>> Begin ENTRIES SUPPLIED

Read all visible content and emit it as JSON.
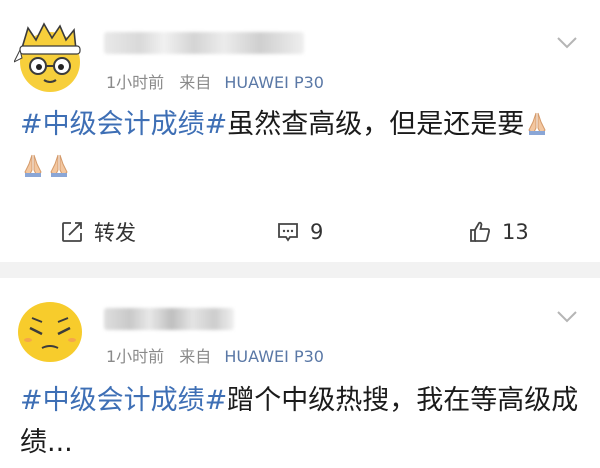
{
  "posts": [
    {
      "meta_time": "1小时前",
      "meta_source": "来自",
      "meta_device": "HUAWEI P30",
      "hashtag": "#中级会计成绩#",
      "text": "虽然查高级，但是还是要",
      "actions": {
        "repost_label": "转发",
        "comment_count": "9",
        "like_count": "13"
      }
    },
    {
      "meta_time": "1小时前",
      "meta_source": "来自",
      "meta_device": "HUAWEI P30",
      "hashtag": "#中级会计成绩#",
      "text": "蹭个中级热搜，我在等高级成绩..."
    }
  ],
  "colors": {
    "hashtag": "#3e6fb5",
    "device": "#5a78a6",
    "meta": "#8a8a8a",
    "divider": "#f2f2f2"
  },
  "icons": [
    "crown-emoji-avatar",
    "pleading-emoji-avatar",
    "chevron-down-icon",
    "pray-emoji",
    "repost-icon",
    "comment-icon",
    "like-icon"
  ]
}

>> End ENTRIES SUPPLIED
>> Begin ENTRIES SUPPLIED

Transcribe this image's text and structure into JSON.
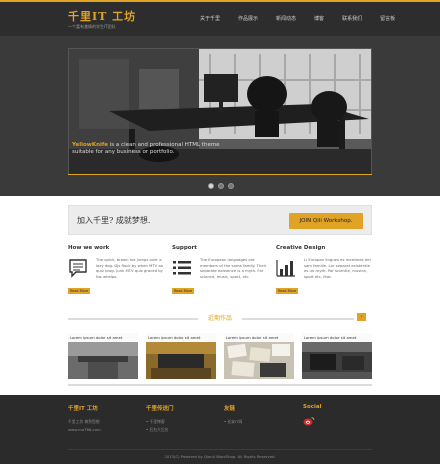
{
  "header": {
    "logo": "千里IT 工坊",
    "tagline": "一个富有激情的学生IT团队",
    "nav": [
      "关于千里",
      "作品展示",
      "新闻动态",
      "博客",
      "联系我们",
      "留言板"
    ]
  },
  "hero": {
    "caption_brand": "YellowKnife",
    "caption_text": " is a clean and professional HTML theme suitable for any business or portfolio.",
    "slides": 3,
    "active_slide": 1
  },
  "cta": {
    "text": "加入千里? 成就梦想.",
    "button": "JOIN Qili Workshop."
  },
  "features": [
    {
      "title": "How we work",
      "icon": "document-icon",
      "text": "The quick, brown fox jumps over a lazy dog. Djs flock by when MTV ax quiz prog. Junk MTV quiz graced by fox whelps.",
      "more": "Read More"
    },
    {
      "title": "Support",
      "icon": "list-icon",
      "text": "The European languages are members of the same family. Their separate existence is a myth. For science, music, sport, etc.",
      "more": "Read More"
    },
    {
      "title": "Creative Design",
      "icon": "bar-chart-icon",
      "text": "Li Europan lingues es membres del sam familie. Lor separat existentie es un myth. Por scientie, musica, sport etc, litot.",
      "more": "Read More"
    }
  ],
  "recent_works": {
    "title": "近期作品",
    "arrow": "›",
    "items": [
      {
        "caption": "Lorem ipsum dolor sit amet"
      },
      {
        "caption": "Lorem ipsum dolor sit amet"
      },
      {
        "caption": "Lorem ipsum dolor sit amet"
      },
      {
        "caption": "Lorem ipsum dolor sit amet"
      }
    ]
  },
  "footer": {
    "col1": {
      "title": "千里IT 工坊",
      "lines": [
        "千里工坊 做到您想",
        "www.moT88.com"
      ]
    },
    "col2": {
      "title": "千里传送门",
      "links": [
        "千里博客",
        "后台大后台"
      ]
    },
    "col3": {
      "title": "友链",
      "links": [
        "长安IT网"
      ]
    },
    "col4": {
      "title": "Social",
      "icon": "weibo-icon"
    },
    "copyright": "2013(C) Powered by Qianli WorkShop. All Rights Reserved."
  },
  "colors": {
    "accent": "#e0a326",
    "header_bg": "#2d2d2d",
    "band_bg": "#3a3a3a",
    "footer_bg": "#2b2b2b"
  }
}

>> End ENTRIES SUPPLIED
>> Begin ENTRIES SUPPLIED

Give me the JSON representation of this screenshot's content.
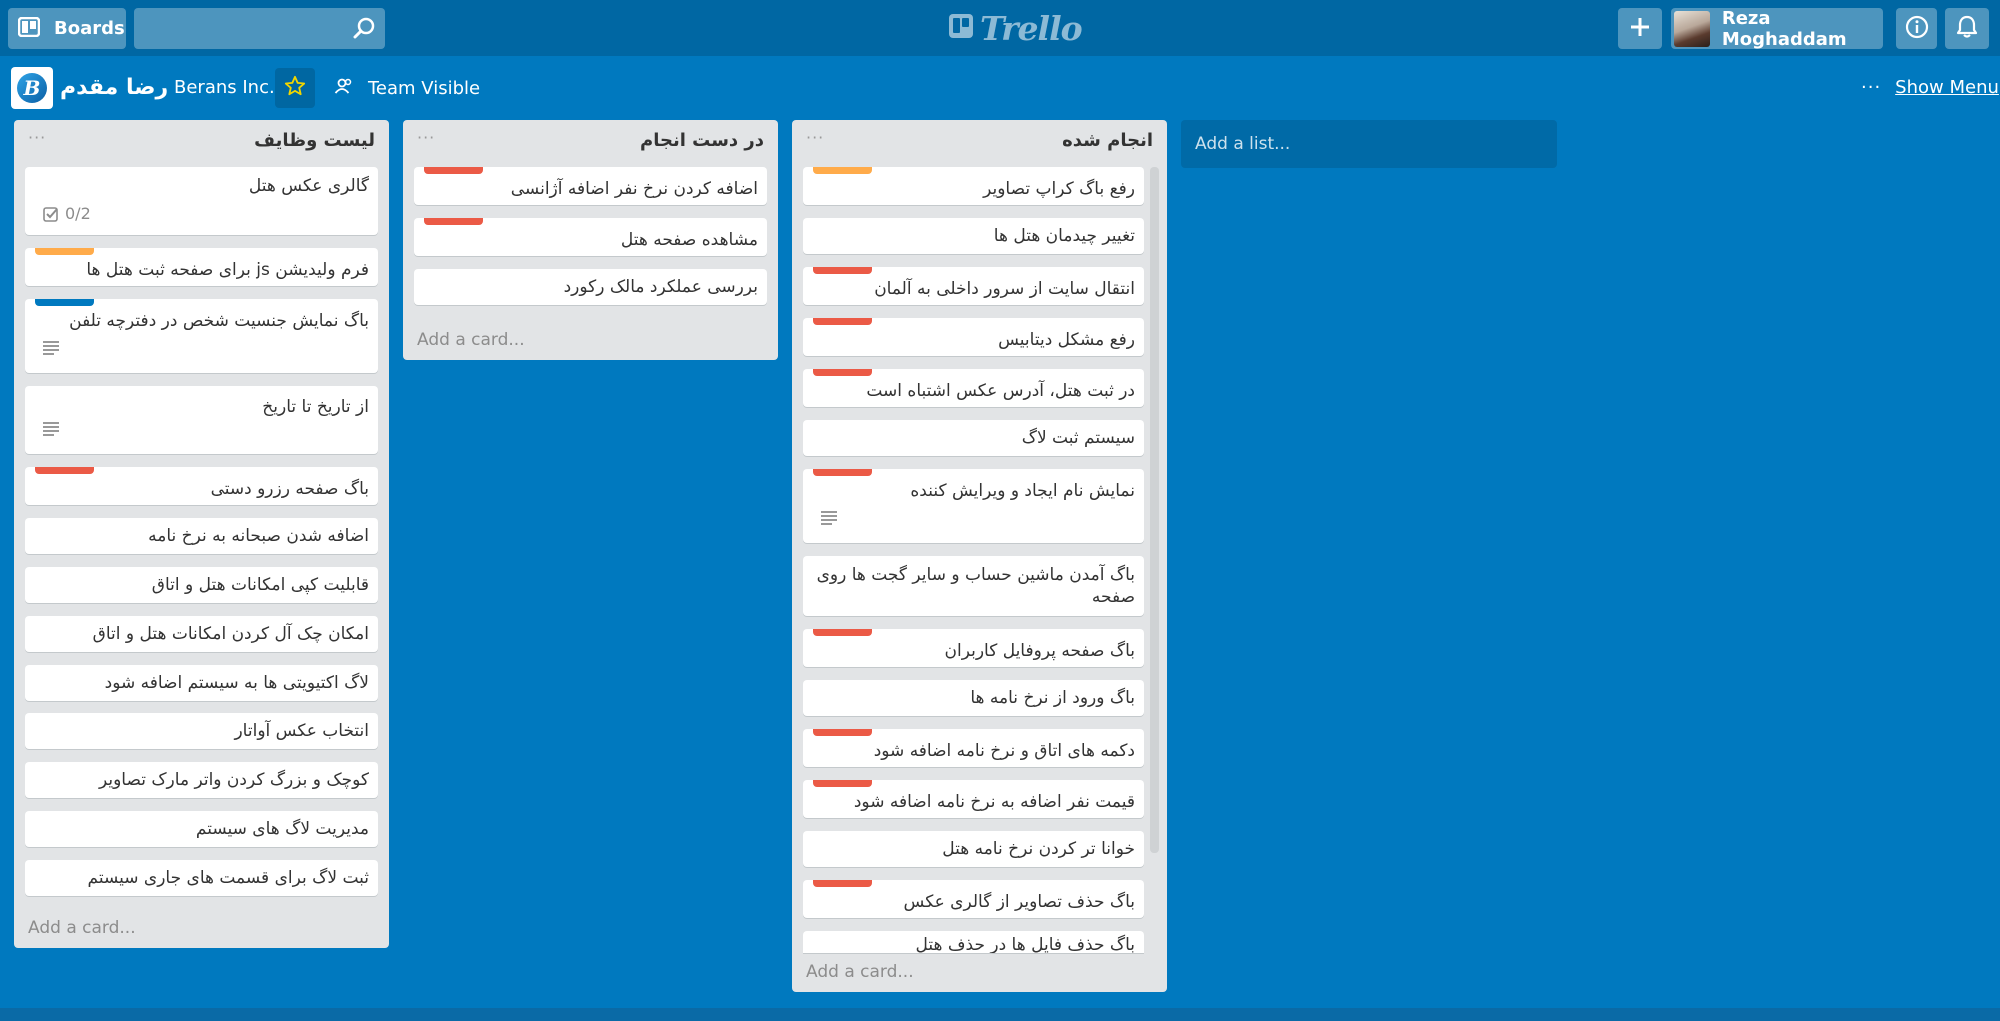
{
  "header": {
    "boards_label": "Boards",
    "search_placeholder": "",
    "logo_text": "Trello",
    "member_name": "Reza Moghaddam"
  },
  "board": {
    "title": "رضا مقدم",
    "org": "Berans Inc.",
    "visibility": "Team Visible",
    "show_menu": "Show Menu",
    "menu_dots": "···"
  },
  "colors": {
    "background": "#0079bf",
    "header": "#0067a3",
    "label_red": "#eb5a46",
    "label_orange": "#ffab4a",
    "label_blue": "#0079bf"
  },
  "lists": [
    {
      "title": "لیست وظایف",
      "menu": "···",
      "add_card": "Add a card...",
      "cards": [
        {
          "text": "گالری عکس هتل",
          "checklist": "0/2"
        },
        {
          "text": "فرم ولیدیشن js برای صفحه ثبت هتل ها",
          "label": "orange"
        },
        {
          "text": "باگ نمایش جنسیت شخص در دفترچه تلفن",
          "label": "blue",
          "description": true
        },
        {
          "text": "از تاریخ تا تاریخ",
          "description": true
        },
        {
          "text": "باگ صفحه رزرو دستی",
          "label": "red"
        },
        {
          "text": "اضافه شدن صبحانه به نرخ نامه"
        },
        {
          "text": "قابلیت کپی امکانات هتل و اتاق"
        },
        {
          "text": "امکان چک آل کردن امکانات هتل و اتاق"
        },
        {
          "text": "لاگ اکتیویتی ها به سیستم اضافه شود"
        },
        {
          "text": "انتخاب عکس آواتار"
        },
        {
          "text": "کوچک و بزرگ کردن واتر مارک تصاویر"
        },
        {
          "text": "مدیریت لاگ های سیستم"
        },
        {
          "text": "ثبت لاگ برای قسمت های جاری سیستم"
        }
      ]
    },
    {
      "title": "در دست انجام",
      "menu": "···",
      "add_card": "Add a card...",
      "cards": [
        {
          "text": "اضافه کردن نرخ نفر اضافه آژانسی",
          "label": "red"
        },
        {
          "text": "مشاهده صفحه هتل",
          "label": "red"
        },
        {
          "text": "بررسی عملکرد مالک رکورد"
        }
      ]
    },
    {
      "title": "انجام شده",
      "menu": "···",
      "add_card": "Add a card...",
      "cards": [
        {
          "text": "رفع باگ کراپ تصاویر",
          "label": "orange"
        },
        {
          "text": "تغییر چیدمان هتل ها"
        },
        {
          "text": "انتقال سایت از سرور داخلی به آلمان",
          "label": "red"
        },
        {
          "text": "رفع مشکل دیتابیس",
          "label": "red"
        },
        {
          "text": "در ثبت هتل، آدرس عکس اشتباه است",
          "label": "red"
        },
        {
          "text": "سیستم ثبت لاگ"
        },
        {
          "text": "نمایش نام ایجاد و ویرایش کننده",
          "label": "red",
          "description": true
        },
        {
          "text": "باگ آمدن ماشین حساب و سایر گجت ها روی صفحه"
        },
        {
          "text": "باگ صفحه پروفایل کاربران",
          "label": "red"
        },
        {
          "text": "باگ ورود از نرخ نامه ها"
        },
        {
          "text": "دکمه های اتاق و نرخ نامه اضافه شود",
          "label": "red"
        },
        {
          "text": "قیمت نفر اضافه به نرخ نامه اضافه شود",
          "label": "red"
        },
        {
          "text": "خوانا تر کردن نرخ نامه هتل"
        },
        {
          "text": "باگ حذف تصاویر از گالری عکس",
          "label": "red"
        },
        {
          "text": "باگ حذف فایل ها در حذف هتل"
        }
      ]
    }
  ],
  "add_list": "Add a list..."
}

>> End ENTRIES SUPPLIED

-- PROBLEM DETAILS --
Which lines contain "گالری"? Copy each of them out.

-- TASK OUTPUT --
          "text": "گالری عکس هتل",
          "text": "باگ حذف تصاویر از گالری عکس",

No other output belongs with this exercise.